*** Extracted material ***

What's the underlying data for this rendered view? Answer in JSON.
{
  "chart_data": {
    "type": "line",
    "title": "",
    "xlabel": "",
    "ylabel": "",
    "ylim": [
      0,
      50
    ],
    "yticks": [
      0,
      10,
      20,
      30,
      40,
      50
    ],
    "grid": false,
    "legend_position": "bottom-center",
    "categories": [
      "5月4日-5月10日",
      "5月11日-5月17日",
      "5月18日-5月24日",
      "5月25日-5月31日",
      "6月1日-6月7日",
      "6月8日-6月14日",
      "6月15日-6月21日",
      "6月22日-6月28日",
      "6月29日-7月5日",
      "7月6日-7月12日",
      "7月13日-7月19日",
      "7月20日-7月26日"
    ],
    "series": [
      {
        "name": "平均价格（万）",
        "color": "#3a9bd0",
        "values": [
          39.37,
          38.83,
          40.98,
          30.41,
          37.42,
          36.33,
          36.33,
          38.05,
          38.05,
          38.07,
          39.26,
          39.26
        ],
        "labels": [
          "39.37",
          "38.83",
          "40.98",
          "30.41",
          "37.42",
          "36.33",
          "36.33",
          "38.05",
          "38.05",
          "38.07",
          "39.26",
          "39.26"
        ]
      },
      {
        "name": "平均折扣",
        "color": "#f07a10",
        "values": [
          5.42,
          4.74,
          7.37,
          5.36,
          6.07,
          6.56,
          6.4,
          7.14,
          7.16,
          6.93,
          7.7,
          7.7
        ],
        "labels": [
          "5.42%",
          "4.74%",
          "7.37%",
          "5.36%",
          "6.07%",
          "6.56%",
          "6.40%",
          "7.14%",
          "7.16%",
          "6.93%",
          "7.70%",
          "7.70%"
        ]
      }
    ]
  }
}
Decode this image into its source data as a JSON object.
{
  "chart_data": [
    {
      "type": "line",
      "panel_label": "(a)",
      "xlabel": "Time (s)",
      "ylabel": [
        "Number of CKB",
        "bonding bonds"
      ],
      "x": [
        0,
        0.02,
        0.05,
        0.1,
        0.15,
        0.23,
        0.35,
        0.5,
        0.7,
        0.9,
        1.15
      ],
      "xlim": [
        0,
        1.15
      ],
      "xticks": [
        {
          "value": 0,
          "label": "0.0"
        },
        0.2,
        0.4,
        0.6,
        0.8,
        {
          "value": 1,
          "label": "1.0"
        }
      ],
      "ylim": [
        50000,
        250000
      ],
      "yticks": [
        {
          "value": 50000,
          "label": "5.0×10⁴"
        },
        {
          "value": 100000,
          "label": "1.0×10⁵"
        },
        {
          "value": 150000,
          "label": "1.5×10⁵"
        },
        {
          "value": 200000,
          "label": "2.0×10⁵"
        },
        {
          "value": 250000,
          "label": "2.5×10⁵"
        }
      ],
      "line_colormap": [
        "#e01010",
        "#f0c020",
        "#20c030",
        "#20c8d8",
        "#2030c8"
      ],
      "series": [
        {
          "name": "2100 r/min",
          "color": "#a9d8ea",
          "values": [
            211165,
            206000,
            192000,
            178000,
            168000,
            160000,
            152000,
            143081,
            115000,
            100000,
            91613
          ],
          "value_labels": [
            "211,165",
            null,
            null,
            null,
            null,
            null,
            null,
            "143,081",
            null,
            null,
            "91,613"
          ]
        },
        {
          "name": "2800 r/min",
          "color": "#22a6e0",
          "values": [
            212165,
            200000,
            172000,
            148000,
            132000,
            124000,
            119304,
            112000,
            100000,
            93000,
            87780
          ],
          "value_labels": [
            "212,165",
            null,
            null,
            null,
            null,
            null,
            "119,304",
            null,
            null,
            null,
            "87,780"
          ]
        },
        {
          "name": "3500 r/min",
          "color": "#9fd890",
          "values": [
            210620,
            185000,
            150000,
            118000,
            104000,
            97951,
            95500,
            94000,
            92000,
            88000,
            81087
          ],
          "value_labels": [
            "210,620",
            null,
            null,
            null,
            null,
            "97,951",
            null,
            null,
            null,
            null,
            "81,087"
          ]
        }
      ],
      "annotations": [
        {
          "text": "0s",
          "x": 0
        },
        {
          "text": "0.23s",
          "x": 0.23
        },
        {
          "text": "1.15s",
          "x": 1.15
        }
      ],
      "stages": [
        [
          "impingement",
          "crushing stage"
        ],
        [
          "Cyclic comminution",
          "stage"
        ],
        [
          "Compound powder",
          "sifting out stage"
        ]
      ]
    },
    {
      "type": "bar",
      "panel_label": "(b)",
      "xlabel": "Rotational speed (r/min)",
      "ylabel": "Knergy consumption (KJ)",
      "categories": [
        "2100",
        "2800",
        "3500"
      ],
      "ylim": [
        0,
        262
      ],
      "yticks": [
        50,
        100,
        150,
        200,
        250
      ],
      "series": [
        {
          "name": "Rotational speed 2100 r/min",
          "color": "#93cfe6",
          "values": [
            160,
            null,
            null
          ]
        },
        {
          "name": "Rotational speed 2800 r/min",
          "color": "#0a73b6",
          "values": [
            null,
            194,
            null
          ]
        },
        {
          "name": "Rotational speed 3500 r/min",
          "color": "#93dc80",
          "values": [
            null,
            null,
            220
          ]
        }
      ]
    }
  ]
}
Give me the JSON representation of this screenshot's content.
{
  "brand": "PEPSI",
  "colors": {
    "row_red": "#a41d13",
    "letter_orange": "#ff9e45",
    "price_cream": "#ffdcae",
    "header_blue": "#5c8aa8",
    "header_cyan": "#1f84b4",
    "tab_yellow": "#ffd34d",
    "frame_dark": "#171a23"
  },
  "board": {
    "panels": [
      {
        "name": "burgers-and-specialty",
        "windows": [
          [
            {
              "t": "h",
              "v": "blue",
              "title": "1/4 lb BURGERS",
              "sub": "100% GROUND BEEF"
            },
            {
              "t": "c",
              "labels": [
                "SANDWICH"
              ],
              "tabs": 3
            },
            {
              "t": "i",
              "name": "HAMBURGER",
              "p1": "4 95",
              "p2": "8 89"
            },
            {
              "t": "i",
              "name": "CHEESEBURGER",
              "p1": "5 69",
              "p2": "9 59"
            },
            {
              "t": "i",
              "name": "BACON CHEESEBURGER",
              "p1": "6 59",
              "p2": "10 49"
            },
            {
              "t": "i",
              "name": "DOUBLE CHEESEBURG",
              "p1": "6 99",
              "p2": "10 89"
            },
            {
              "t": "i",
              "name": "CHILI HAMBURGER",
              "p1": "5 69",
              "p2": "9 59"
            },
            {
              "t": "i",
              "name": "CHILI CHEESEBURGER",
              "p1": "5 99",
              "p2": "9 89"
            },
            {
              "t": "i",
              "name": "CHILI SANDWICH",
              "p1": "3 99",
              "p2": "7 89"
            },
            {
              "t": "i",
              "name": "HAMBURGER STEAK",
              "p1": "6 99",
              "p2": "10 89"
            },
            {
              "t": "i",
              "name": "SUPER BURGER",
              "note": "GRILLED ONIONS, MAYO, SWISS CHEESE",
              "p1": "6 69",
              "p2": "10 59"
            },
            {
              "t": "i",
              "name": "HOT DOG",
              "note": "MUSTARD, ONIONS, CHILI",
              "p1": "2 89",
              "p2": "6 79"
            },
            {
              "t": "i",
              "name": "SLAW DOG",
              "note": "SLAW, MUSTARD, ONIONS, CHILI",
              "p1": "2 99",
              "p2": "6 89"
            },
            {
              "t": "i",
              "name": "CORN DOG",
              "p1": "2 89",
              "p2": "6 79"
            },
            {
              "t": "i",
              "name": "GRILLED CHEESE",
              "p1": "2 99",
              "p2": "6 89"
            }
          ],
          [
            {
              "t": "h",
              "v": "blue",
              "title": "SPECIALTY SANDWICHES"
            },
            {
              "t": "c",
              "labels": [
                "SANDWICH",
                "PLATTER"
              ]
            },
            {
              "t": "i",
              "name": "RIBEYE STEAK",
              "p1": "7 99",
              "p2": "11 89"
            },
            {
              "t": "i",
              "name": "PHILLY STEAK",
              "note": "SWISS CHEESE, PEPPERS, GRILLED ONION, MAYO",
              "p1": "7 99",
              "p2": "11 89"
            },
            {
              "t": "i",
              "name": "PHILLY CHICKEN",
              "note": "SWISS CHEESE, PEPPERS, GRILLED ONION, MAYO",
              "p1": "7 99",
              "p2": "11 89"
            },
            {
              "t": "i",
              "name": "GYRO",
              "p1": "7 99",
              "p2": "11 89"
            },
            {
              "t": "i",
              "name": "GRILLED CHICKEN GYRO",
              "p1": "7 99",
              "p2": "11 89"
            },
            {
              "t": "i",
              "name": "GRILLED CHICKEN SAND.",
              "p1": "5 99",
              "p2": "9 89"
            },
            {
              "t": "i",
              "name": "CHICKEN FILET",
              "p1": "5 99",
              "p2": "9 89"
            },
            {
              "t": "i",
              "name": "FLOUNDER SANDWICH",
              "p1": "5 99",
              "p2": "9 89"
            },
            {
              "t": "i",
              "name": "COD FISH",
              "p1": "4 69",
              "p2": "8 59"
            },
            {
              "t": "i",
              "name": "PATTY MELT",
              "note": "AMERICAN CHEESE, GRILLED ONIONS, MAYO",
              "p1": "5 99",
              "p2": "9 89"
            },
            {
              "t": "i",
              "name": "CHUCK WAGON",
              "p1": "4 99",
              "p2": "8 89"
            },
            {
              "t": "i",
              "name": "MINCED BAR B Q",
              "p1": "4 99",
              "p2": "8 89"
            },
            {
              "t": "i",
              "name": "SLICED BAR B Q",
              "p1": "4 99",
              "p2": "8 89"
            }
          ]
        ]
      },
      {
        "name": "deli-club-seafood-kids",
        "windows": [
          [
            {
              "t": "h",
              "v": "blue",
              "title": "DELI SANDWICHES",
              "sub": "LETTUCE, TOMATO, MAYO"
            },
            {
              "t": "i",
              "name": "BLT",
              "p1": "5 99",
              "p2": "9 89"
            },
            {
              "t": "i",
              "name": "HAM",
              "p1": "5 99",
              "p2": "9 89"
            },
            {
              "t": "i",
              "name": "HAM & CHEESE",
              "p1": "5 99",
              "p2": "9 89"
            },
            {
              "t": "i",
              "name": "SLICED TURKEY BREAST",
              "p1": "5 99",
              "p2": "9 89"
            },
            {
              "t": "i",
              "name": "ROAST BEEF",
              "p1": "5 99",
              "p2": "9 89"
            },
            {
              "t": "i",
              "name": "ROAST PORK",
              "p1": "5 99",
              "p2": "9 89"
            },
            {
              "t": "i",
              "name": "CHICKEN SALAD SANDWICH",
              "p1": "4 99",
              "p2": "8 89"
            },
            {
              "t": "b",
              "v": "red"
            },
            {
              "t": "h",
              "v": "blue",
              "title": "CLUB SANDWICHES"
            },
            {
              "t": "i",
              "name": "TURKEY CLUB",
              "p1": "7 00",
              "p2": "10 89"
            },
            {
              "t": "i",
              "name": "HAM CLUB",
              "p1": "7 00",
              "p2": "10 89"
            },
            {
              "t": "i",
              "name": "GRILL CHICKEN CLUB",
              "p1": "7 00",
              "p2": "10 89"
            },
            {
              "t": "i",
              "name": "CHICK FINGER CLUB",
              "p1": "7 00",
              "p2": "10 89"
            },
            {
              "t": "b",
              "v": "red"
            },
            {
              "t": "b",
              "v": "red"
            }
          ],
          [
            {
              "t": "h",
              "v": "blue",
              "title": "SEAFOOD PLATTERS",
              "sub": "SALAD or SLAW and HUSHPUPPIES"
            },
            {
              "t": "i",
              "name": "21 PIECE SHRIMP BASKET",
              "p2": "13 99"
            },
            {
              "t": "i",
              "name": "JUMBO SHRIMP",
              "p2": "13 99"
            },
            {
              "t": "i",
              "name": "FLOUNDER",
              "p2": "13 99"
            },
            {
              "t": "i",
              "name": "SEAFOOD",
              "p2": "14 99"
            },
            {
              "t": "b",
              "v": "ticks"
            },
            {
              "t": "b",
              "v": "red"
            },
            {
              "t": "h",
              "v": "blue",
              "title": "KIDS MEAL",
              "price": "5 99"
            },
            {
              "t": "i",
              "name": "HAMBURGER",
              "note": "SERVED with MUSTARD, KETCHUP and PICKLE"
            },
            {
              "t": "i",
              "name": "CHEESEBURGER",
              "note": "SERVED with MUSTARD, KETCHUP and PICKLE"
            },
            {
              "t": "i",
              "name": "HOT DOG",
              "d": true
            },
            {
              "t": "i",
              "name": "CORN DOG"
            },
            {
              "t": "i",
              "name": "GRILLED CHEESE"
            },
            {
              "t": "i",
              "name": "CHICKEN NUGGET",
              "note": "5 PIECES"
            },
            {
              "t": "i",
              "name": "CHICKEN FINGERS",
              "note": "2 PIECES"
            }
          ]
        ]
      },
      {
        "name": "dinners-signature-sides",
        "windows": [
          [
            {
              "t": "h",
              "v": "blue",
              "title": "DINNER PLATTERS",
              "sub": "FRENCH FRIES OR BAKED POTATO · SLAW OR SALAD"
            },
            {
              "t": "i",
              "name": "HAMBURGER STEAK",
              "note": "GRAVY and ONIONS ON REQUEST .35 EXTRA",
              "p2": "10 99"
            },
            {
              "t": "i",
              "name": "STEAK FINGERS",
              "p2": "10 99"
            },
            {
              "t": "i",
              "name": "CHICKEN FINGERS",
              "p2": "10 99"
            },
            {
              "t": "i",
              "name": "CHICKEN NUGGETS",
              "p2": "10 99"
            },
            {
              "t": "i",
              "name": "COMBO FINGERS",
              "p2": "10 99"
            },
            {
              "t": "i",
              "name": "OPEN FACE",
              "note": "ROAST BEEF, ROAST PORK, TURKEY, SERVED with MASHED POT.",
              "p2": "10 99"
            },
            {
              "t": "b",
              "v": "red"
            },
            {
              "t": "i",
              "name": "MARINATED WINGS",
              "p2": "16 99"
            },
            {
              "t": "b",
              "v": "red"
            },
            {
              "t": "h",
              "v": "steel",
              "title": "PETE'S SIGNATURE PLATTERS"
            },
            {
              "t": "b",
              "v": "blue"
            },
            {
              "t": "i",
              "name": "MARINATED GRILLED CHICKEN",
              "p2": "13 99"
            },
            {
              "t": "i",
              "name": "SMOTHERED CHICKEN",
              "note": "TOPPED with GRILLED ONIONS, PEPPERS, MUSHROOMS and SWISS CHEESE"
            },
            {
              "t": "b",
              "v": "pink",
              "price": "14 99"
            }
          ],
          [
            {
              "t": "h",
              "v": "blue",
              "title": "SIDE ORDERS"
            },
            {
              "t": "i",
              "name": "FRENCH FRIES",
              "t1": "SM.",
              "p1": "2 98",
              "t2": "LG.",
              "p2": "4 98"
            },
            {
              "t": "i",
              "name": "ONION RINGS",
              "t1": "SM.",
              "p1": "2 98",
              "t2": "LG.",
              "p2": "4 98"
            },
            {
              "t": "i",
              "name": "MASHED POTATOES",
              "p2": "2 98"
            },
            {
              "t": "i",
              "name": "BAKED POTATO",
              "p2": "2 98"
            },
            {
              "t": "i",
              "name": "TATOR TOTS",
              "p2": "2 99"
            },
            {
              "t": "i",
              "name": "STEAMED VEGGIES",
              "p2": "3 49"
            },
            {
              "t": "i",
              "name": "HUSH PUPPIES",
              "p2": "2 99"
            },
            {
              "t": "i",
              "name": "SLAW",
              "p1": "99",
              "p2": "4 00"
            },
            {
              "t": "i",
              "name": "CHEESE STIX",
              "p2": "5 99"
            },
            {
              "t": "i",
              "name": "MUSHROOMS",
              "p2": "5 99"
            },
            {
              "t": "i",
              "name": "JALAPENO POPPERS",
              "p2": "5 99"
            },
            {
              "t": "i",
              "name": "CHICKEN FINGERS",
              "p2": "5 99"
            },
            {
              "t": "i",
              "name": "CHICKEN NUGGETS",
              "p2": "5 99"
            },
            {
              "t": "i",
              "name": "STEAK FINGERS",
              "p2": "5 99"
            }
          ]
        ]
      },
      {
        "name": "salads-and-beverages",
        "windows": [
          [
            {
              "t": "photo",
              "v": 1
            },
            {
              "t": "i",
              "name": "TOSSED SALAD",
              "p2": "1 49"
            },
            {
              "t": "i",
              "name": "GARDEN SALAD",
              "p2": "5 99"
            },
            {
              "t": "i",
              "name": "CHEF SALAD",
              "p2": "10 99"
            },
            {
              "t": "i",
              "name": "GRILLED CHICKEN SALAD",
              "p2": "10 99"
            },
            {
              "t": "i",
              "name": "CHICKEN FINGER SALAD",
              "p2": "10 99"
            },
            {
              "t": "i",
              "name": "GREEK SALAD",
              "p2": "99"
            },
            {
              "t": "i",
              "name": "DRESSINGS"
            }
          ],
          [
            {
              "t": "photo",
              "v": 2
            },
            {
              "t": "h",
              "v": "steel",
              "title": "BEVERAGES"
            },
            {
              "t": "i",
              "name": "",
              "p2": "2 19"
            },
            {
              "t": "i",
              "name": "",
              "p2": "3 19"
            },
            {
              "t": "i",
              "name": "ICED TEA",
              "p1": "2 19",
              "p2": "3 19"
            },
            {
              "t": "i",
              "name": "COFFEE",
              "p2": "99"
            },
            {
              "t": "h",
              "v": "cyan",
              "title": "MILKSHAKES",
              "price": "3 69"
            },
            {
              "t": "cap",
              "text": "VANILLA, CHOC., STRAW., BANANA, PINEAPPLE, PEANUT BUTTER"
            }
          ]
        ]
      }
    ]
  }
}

***

Filter the listing above by the word "CHILI"; copy each line that passes.

              "name": "CHILI HAMBURGER",
              "name": "CHILI CHEESEBURGER",
              "name": "CHILI SANDWICH",
              "note": "MUSTARD, ONIONS, CHILI",
              "note": "SLAW, MUSTARD, ONIONS, CHILI",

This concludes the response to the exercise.